> **RECORDS PROVIDED**
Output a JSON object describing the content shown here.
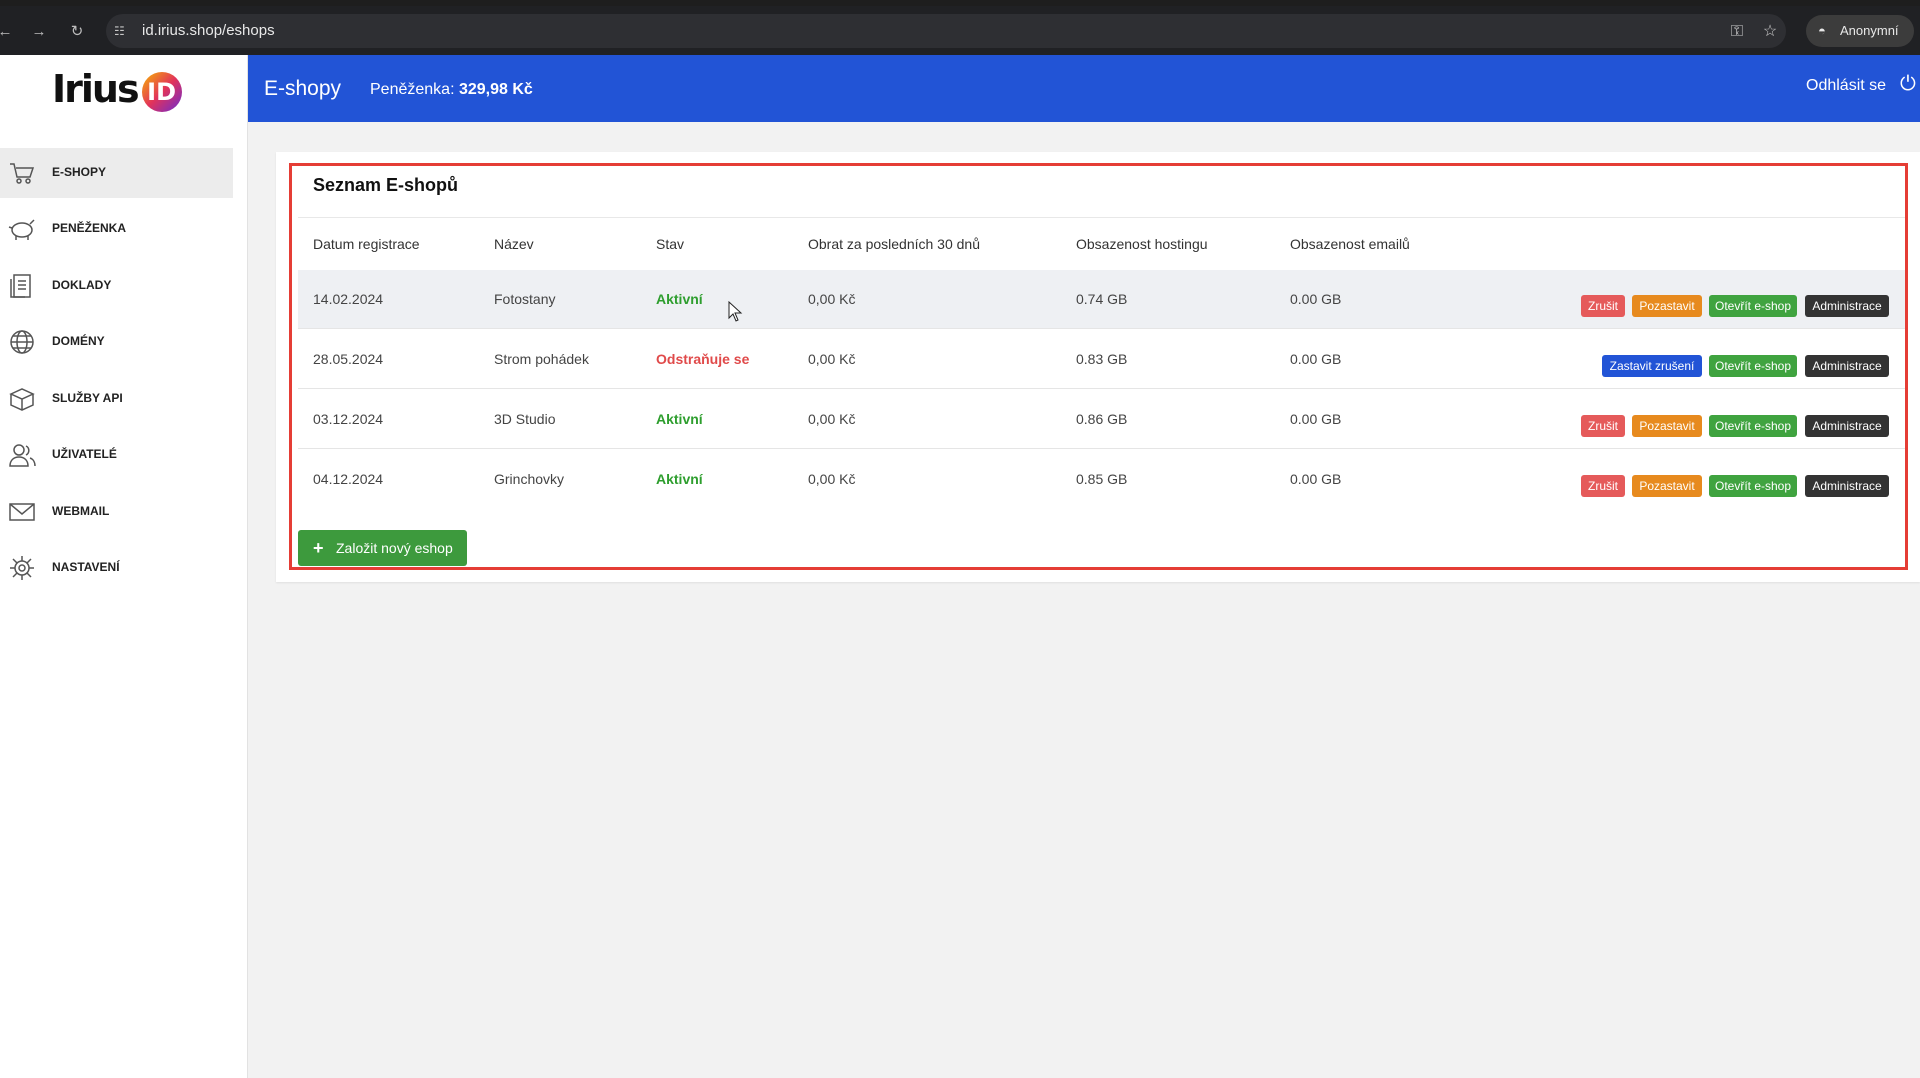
{
  "browser": {
    "url": "id.irius.shop/eshops",
    "profile_label": "Anonymní"
  },
  "logo": {
    "text": "Irius",
    "badge": "ID"
  },
  "sidebar": {
    "items": [
      {
        "label": "E-SHOPY",
        "icon": "cart-icon"
      },
      {
        "label": "PENĚŽENKA",
        "icon": "piggy-bank-icon"
      },
      {
        "label": "DOKLADY",
        "icon": "documents-icon"
      },
      {
        "label": "DOMÉNY",
        "icon": "globe-icon"
      },
      {
        "label": "SLUŽBY API",
        "icon": "box-icon"
      },
      {
        "label": "UŽIVATELÉ",
        "icon": "users-icon"
      },
      {
        "label": "WEBMAIL",
        "icon": "mail-icon"
      },
      {
        "label": "NASTAVENÍ",
        "icon": "gear-icon"
      }
    ]
  },
  "header": {
    "title": "E-shopy",
    "wallet_label": "Peněženka:",
    "wallet_value": "329,98 Kč",
    "logout_label": "Odhlásit se"
  },
  "main": {
    "card_title": "Seznam E-shopů",
    "columns": [
      "Datum registrace",
      "Název",
      "Stav",
      "Obrat za posledních 30 dnů",
      "Obsazenost hostingu",
      "Obsazenost emailů"
    ],
    "rows": [
      {
        "date": "14.02.2024",
        "name": "Fotostany",
        "status": "Aktivní",
        "turnover": "0,00 Kč",
        "hosting": "0.74 GB",
        "email": "0.00 GB"
      },
      {
        "date": "28.05.2024",
        "name": "Strom pohádek",
        "status": "Odstraňuje se",
        "turnover": "0,00 Kč",
        "hosting": "0.83 GB",
        "email": "0.00 GB"
      },
      {
        "date": "03.12.2024",
        "name": "3D Studio",
        "status": "Aktivní",
        "turnover": "0,00 Kč",
        "hosting": "0.86 GB",
        "email": "0.00 GB"
      },
      {
        "date": "04.12.2024",
        "name": "Grinchovky",
        "status": "Aktivní",
        "turnover": "0,00 Kč",
        "hosting": "0.85 GB",
        "email": "0.00 GB"
      }
    ],
    "actions": {
      "cancel": "Zrušit",
      "pause": "Pozastavit",
      "open_eshop": "Otevřít e-shop",
      "admin": "Administrace",
      "stop_cancel": "Zastavit zrušení"
    },
    "add_button": "Založit nový eshop"
  },
  "colors": {
    "header_bg": "#2254d6",
    "active_status": "#2e9e2e",
    "removing_status": "#e04a4a",
    "highlight_border": "#e53d35"
  }
}
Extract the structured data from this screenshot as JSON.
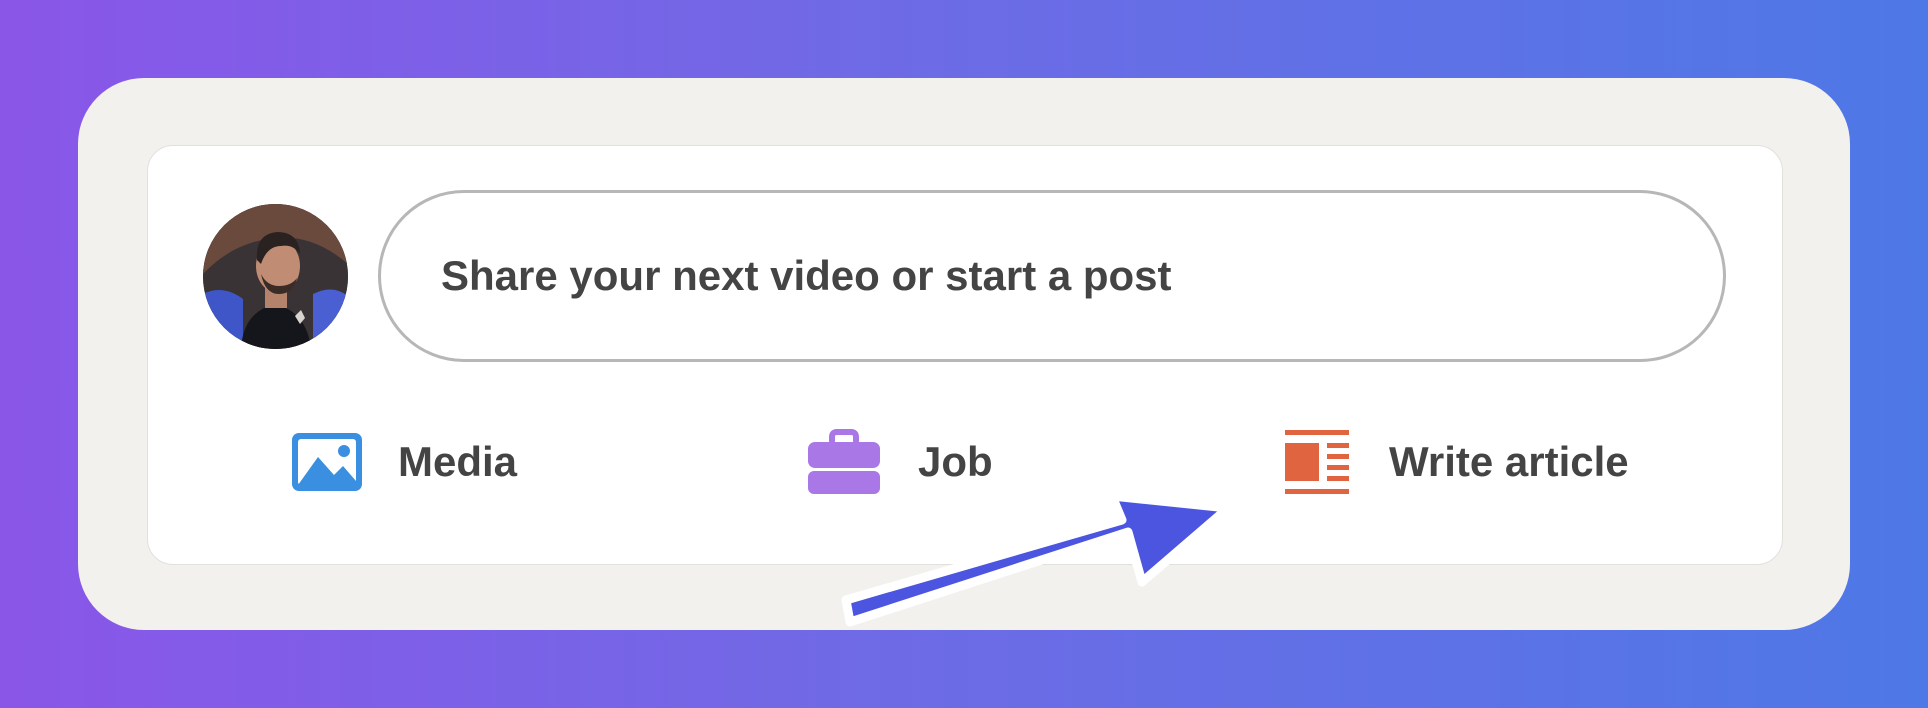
{
  "composer": {
    "avatar_icon": "user-avatar-photo",
    "input_placeholder": "Share your next video or start a post"
  },
  "actions": [
    {
      "label": "Media",
      "icon": "image-icon",
      "color": "#3b8fe0"
    },
    {
      "label": "Job",
      "icon": "briefcase-icon",
      "color": "#a977e6"
    },
    {
      "label": "Write article",
      "icon": "article-icon",
      "color": "#e0643f"
    }
  ],
  "annotation": {
    "icon": "arrow-icon",
    "color": "#4b55e0"
  },
  "colors": {
    "background_start": "#8a56e8",
    "background_end": "#4e78e6",
    "card_outer": "#f2f1ee",
    "card_inner": "#ffffff",
    "text": "#444444"
  }
}
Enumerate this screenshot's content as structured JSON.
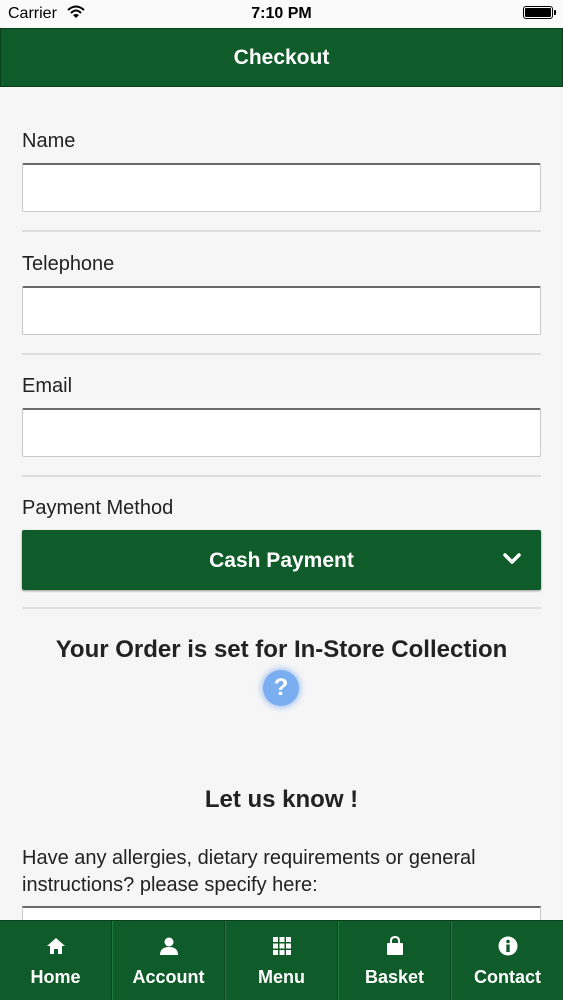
{
  "status_bar": {
    "carrier": "Carrier",
    "time": "7:10 PM"
  },
  "header": {
    "title": "Checkout"
  },
  "form": {
    "name_label": "Name",
    "name_value": "",
    "telephone_label": "Telephone",
    "telephone_value": "",
    "email_label": "Email",
    "email_value": "",
    "payment_label": "Payment Method",
    "payment_selected": "Cash Payment"
  },
  "collection_text": "Your Order is set for In-Store Collection",
  "help_icon": "?",
  "notes": {
    "heading": "Let us know !",
    "prompt": "Have any allergies, dietary requirements or general instructions? please specify here:"
  },
  "tabbar": {
    "items": [
      {
        "label": "Home",
        "icon": "home-icon"
      },
      {
        "label": "Account",
        "icon": "user-icon"
      },
      {
        "label": "Menu",
        "icon": "grid-icon"
      },
      {
        "label": "Basket",
        "icon": "bag-icon"
      },
      {
        "label": "Contact",
        "icon": "info-icon"
      }
    ]
  },
  "colors": {
    "brand": "#105b2a",
    "help": "#7aaef0",
    "background": "#f6f6f6"
  }
}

> **BRIEF**
Copy out the lines in which the string "this" appears.

> **SOLVED PROBLEM**
Extract the structured data from this screenshot as JSON.
Enumerate this screenshot's content as structured JSON.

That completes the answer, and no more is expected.